Dataset excerpts:
★ ★ ★ ★
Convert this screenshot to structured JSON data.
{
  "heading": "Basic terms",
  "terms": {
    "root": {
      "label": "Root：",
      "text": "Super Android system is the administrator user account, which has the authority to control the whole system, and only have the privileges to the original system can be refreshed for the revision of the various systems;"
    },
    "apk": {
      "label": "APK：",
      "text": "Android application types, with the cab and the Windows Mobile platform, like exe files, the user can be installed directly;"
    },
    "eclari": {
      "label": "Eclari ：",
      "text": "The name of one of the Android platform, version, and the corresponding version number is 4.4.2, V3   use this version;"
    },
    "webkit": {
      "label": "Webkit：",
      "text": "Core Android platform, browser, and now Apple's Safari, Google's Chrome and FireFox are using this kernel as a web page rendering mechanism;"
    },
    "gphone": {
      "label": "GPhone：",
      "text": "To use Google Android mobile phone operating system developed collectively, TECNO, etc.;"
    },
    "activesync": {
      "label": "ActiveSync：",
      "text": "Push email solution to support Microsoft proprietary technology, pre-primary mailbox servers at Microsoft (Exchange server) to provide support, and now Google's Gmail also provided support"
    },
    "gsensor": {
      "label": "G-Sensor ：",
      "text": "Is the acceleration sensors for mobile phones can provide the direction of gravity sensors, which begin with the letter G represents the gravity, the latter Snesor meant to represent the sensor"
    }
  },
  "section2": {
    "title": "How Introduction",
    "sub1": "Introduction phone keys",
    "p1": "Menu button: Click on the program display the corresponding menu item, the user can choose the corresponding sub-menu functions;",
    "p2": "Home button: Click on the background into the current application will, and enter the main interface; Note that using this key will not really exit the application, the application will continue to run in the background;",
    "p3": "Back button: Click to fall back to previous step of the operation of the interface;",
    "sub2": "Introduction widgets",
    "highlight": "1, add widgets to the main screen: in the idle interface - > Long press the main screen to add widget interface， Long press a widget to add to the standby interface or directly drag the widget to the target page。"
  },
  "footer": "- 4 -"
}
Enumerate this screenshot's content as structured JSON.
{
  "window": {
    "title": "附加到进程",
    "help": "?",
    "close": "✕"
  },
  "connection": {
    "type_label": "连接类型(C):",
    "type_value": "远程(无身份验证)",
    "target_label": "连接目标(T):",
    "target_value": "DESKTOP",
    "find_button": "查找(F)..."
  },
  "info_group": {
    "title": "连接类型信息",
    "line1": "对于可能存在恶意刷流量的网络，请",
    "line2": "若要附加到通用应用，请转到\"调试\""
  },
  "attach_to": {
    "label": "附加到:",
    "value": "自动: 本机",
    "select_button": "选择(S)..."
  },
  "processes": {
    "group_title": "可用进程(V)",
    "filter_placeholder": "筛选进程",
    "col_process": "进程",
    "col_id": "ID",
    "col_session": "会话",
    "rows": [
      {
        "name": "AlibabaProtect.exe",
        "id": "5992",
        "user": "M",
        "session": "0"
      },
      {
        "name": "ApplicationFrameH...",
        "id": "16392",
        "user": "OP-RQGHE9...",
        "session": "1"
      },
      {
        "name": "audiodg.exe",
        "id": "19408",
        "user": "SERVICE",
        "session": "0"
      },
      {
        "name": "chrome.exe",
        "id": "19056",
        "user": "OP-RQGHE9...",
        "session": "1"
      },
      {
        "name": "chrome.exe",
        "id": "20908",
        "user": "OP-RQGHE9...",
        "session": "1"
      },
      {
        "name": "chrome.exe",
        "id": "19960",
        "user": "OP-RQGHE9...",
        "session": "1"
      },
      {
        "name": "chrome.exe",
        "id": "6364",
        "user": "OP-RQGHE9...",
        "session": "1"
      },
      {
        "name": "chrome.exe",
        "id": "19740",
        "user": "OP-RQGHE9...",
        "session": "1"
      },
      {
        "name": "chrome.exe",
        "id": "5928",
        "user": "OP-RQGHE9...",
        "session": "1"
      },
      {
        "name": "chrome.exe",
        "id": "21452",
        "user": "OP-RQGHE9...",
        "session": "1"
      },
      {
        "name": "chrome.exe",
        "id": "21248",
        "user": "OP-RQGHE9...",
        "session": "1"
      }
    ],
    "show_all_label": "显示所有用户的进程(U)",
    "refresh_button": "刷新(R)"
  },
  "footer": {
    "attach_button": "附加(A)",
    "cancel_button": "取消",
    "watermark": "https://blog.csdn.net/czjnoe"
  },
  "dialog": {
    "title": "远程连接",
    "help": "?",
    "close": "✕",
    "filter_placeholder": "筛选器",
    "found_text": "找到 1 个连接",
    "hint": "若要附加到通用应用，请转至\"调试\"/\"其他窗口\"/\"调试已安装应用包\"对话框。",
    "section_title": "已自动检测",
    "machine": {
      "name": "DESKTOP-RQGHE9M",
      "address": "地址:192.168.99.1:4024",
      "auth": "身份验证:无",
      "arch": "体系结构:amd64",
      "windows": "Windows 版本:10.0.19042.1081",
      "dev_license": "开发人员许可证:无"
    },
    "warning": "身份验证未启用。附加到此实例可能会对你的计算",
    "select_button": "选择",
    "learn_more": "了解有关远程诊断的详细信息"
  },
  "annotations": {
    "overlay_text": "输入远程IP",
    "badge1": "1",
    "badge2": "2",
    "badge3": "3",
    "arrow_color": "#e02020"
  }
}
★ ★ ★ ★
Written task
Copy the data above in full, character for character.

The answer
Convert this screenshot to structured JSON data.
{
  "heading": "Basic terms",
  "terms": {
    "root": {
      "label": "Root：",
      "text": "Super Android system is the administrator user account, which has the authority to control the whole system, and only have the privileges to the original system can be refreshed for the revision of the various systems;"
    },
    "apk": {
      "label": "APK：",
      "text": "Android application types, with the cab and the Windows Mobile platform, like exe files, the user can be installed directly;"
    },
    "eclari": {
      "label": "Eclari ：",
      "text": "The name of one of the Android platform, version, and the corresponding version number is 4.4.2, V3   use this version;"
    },
    "webkit": {
      "label": "Webkit：",
      "text": "Core Android platform, browser, and now Apple's Safari, Google's Chrome and FireFox are using this kernel as a web page rendering mechanism;"
    },
    "gphone": {
      "label": "GPhone：",
      "text": "To use Google Android mobile phone operating system developed collectively, TECNO, etc.;"
    },
    "activesync": {
      "label": "ActiveSync：",
      "text": "Push email solution to support Microsoft proprietary technology, pre-primary mailbox servers at Microsoft (Exchange server) to provide support, and now Google's Gmail also provided support"
    },
    "gsensor": {
      "label": "G-Sensor ：",
      "text": "Is the acceleration sensors for mobile phones can provide the direction of gravity sensors, which begin with the letter G represents the gravity, the latter Snesor meant to represent the sensor"
    }
  },
  "section2": {
    "title": "How Introduction",
    "sub1": "Introduction phone keys",
    "p1": "Menu button: Click on the program display the corresponding menu item, the user can choose the corresponding sub-menu functions;",
    "p2": "Home button: Click on the background into the current application will, and enter the main interface; Note that using this key will not really exit the application, the application will continue to run in the background;",
    "p3": "Back button: Click to fall back to previous step of the operation of the interface;",
    "sub2": "Introduction widgets",
    "highlight": "1, add widgets to the main screen: in the idle interface - > Long press the main screen to add widget interface， Long press a widget to add to the standby interface or directly drag the widget to the target page。"
  },
  "footer": "- 4 -"
}
Enumerate this screenshot's content as structured JSON.
{
  "window": {
    "title": "附加到进程",
    "help": "?",
    "close": "✕"
  },
  "connection": {
    "type_label": "连接类型(C):",
    "type_value": "远程(无身份验证)",
    "target_label": "连接目标(T):",
    "target_value": "DESKTOP",
    "find_button": "查找(F)..."
  },
  "info_group": {
    "title": "连接类型信息",
    "line1": "对于可能存在恶意刷流量的网络，请",
    "line2": "若要附加到通用应用，请转到\"调试\""
  },
  "attach_to": {
    "label": "附加到:",
    "value": "自动: 本机",
    "select_button": "选择(S)..."
  },
  "processes": {
    "group_title": "可用进程(V)",
    "filter_placeholder": "筛选进程",
    "col_process": "进程",
    "col_id": "ID",
    "col_session": "会话",
    "rows": [
      {
        "name": "AlibabaProtect.exe",
        "id": "5992",
        "user": "M",
        "session": "0"
      },
      {
        "name": "ApplicationFrameH...",
        "id": "16392",
        "user": "OP-RQGHE9...",
        "session": "1"
      },
      {
        "name": "audiodg.exe",
        "id": "19408",
        "user": "SERVICE",
        "session": "0"
      },
      {
        "name": "chrome.exe",
        "id": "19056",
        "user": "OP-RQGHE9...",
        "session": "1"
      },
      {
        "name": "chrome.exe",
        "id": "20908",
        "user": "OP-RQGHE9...",
        "session": "1"
      },
      {
        "name": "chrome.exe",
        "id": "19960",
        "user": "OP-RQGHE9...",
        "session": "1"
      },
      {
        "name": "chrome.exe",
        "id": "6364",
        "user": "OP-RQGHE9...",
        "session": "1"
      },
      {
        "name": "chrome.exe",
        "id": "19740",
        "user": "OP-RQGHE9...",
        "session": "1"
      },
      {
        "name": "chrome.exe",
        "id": "5928",
        "user": "OP-RQGHE9...",
        "session": "1"
      },
      {
        "name": "chrome.exe",
        "id": "21452",
        "user": "OP-RQGHE9...",
        "session": "1"
      },
      {
        "name": "chrome.exe",
        "id": "21248",
        "user": "OP-RQGHE9...",
        "session": "1"
      }
    ],
    "show_all_label": "显示所有用户的进程(U)",
    "refresh_button": "刷新(R)"
  },
  "footer": {
    "attach_button": "附加(A)",
    "cancel_button": "取消",
    "watermark": "https://blog.csdn.net/czjnoe"
  },
  "dialog": {
    "title": "远程连接",
    "help": "?",
    "close": "✕",
    "filter_placeholder": "筛选器",
    "found_text": "找到 1 个连接",
    "hint": "若要附加到通用应用，请转至\"调试\"/\"其他窗口\"/\"调试已安装应用包\"对话框。",
    "section_title": "已自动检测",
    "machine": {
      "name": "DESKTOP-RQGHE9M",
      "address": "地址:192.168.99.1:4024",
      "auth": "身份验证:无",
      "arch": "体系结构:amd64",
      "windows": "Windows 版本:10.0.19042.1081",
      "dev_license": "开发人员许可证:无"
    },
    "warning": "身份验证未启用。附加到此实例可能会对你的计算",
    "select_button": "选择",
    "learn_more": "了解有关远程诊断的详细信息"
  },
  "annotations": {
    "overlay_text": "输入远程IP",
    "badge1": "1",
    "badge2": "2",
    "badge3": "3",
    "arrow_color": "#e02020"
  }
}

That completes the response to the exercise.